## [Problem to work on]
Look through the lines below and extract each one that contains "icon".
□ □ □ □ □ □ □
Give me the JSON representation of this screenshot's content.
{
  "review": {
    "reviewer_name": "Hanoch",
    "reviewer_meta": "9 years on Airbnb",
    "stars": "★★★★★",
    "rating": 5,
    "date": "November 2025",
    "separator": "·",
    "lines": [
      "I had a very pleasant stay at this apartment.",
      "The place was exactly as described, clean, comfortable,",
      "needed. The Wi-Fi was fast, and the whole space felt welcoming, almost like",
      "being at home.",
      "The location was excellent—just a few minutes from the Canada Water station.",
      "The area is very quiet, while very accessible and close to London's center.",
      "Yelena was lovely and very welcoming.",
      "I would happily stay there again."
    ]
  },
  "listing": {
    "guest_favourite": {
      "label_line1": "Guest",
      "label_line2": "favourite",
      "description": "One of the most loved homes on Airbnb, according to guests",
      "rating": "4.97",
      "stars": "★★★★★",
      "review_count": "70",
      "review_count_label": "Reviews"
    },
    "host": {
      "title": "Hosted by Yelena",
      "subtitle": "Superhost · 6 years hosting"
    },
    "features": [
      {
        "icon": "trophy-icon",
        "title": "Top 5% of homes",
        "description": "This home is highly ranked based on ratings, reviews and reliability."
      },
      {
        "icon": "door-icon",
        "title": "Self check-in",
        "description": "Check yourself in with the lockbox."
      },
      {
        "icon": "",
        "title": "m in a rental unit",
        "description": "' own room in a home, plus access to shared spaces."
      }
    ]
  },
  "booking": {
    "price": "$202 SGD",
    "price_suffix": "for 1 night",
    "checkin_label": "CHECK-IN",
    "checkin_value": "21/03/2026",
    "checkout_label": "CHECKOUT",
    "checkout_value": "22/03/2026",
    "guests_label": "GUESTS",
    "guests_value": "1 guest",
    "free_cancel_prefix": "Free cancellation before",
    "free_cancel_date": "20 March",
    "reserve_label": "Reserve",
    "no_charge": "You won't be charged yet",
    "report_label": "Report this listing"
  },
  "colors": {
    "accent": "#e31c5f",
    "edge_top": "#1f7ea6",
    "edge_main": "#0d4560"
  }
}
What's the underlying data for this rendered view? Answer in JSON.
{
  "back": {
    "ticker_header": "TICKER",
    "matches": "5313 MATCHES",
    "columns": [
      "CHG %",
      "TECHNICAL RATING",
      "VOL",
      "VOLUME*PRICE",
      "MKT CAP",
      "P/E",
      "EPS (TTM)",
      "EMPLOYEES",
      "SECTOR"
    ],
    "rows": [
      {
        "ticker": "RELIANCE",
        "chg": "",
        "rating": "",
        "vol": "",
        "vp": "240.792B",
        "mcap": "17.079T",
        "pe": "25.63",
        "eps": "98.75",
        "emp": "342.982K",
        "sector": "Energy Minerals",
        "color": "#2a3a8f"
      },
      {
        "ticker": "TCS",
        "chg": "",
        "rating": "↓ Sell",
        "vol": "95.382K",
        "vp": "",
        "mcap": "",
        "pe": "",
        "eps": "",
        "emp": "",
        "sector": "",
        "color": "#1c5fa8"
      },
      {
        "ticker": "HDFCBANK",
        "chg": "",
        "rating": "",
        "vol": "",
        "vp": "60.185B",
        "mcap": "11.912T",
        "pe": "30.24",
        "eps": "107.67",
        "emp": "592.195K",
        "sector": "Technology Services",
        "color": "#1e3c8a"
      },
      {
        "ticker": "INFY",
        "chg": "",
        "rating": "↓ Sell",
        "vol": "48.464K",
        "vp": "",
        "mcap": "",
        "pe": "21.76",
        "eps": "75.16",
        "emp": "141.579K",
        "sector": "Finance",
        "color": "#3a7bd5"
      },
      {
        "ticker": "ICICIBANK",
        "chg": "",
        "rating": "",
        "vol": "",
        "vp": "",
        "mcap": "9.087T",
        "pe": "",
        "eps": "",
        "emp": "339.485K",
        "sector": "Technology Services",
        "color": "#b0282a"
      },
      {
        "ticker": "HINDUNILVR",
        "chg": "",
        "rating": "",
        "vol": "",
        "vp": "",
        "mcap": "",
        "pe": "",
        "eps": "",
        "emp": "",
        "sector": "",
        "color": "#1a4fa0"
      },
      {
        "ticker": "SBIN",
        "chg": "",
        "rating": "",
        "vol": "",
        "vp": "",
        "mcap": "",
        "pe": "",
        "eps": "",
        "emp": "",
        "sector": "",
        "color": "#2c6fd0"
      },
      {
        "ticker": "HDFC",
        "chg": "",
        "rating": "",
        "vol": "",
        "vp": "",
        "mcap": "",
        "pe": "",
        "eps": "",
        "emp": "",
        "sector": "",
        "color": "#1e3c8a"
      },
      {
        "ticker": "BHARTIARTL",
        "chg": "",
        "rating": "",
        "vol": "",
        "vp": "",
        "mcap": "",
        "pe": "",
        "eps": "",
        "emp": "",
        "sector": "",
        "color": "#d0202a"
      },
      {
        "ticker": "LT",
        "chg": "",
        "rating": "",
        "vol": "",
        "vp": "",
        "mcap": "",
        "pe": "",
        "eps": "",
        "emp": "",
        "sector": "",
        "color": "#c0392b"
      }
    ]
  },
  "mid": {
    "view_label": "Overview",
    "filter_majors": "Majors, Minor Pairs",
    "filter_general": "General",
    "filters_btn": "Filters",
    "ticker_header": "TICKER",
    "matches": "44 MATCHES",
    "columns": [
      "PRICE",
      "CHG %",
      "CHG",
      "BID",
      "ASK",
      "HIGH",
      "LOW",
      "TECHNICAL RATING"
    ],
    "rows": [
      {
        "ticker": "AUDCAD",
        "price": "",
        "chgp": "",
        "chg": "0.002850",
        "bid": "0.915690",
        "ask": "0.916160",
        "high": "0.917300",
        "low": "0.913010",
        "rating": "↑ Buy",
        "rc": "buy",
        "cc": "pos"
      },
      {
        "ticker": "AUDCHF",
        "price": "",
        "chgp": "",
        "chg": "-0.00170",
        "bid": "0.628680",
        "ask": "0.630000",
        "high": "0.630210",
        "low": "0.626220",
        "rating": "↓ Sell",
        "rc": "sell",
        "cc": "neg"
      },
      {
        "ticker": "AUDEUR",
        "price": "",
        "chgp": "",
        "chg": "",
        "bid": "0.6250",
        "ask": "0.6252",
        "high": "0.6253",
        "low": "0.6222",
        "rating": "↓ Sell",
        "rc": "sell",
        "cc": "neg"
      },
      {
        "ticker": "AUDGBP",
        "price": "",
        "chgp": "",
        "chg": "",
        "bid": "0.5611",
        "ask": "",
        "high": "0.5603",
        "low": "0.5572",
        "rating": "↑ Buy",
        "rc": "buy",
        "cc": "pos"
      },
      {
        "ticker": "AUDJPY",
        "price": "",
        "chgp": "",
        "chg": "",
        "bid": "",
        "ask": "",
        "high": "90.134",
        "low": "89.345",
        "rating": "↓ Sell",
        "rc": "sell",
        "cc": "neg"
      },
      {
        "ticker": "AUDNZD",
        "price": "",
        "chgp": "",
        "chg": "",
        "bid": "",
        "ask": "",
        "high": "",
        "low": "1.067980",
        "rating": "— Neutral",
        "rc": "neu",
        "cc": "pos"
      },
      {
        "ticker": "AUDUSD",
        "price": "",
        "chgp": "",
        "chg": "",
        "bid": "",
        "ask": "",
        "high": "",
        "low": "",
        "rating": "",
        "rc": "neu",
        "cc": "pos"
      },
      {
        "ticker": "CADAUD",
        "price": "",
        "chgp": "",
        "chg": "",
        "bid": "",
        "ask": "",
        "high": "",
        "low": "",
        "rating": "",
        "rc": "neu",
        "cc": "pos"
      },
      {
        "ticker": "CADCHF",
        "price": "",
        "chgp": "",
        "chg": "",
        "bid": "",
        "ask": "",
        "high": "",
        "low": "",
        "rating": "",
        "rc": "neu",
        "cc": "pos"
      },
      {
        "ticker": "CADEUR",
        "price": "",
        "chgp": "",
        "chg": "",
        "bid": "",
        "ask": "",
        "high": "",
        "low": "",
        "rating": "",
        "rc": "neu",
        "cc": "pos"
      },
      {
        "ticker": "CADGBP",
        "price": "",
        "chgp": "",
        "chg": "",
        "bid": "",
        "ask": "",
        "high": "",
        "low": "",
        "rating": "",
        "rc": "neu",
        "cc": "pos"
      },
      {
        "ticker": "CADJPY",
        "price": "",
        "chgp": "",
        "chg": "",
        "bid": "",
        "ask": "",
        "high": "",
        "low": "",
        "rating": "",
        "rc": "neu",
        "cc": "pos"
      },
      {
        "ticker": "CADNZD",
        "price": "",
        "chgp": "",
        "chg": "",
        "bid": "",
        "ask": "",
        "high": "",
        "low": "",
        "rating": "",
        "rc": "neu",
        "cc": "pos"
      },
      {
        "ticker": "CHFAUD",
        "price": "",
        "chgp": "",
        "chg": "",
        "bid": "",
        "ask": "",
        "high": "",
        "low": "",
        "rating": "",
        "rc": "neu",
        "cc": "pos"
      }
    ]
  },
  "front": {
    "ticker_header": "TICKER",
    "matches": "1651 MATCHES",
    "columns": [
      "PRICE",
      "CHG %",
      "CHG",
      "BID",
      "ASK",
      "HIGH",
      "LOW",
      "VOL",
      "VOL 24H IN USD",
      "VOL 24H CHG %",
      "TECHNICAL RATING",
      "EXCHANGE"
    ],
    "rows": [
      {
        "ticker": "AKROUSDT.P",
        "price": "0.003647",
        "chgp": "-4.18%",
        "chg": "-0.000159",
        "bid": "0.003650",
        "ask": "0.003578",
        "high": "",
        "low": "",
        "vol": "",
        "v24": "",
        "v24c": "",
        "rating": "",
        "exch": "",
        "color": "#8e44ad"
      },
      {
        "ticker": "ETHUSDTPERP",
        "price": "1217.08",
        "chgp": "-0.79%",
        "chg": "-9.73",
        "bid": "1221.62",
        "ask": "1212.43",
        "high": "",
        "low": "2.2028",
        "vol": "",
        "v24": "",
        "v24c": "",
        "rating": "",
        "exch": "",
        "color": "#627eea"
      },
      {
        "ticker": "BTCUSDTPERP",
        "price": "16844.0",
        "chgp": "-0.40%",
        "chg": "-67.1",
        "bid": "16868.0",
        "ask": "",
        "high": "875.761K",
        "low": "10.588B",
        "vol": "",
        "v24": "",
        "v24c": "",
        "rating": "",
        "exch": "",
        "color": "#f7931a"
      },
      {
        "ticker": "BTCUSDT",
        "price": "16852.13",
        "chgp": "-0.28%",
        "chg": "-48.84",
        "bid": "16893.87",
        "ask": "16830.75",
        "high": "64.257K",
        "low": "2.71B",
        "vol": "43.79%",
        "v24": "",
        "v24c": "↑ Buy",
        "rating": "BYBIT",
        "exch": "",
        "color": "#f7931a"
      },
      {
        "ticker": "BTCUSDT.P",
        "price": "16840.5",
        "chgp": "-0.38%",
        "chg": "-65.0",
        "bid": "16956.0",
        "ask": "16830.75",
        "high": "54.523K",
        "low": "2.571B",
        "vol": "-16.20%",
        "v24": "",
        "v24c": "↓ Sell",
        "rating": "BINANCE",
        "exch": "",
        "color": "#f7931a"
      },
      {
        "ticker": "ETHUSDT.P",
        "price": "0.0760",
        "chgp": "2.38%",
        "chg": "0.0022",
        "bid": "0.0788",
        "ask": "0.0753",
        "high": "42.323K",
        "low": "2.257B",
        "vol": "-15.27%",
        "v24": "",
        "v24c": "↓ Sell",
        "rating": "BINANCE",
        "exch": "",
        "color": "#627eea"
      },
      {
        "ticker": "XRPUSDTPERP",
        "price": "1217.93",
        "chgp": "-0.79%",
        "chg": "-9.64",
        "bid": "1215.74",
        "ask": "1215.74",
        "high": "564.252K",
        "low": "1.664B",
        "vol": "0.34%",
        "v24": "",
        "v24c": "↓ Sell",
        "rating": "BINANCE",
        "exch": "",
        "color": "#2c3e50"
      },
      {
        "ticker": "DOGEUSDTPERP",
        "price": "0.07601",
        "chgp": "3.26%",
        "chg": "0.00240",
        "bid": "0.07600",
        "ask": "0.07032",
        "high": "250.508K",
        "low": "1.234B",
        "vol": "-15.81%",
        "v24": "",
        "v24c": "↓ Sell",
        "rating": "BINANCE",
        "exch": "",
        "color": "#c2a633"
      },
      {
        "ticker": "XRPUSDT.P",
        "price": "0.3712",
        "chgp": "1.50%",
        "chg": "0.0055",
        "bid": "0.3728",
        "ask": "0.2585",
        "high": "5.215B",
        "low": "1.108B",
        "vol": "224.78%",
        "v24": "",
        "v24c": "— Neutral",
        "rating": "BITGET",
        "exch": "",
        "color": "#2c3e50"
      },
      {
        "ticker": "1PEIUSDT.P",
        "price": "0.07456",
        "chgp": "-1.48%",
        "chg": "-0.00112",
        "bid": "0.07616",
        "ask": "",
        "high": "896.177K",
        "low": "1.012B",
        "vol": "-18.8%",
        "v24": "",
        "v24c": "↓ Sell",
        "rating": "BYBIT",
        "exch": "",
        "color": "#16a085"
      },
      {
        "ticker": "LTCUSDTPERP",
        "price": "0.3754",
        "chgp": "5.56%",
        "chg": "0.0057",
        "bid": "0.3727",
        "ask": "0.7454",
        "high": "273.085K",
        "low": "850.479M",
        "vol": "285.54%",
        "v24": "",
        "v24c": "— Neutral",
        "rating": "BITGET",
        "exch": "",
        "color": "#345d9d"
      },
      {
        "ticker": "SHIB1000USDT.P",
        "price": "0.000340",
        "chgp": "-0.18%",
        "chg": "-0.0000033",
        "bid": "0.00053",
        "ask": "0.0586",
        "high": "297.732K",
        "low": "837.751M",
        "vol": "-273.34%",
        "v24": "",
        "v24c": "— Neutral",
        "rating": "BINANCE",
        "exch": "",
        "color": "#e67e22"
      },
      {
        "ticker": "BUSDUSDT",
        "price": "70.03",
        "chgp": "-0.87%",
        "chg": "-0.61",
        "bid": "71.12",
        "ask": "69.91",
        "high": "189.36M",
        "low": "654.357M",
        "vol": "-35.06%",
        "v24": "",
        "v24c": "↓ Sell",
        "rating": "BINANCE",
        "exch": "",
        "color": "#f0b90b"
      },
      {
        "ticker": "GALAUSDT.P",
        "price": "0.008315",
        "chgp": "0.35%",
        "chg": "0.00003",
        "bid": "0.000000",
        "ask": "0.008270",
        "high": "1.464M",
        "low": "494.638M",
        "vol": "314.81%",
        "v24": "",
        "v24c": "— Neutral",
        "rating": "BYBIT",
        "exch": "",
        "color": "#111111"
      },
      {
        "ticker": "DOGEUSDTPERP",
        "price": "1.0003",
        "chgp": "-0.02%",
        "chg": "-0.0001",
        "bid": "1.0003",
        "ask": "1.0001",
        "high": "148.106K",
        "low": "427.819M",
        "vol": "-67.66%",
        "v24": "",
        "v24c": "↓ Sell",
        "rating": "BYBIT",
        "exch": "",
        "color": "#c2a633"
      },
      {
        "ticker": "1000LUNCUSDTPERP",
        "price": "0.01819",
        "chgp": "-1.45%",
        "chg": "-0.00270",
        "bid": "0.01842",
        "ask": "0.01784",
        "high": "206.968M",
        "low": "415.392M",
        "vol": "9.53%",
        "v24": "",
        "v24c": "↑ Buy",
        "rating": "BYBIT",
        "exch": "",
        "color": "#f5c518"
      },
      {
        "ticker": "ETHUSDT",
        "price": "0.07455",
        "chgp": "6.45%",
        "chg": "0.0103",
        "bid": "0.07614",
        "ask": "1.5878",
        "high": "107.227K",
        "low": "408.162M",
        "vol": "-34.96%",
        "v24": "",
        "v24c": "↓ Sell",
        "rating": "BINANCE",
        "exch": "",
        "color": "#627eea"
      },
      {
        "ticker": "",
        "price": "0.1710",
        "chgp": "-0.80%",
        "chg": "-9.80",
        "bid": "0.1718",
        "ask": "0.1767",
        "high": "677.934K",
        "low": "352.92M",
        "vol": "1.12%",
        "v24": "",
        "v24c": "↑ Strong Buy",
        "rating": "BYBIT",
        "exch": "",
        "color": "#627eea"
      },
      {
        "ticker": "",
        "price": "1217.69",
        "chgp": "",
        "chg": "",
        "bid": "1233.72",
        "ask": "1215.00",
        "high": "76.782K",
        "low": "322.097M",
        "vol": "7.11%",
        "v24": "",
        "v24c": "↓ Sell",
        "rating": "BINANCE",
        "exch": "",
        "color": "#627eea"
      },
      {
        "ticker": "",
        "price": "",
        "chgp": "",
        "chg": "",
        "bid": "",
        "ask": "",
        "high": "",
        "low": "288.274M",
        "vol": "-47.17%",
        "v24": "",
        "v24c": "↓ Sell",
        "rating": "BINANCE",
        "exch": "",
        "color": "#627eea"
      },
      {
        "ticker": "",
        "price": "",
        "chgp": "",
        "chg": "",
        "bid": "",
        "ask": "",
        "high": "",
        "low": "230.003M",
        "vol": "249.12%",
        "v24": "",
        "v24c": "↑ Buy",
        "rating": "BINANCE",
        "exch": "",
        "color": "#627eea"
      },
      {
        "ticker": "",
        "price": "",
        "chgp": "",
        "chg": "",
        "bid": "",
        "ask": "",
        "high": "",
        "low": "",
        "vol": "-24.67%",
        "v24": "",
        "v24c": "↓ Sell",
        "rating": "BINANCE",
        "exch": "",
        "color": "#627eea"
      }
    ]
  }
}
□ □ □ □ □ □ □
## [Result]
        "icon": "trophy-icon",
        "icon": "door-icon",
        "icon": "",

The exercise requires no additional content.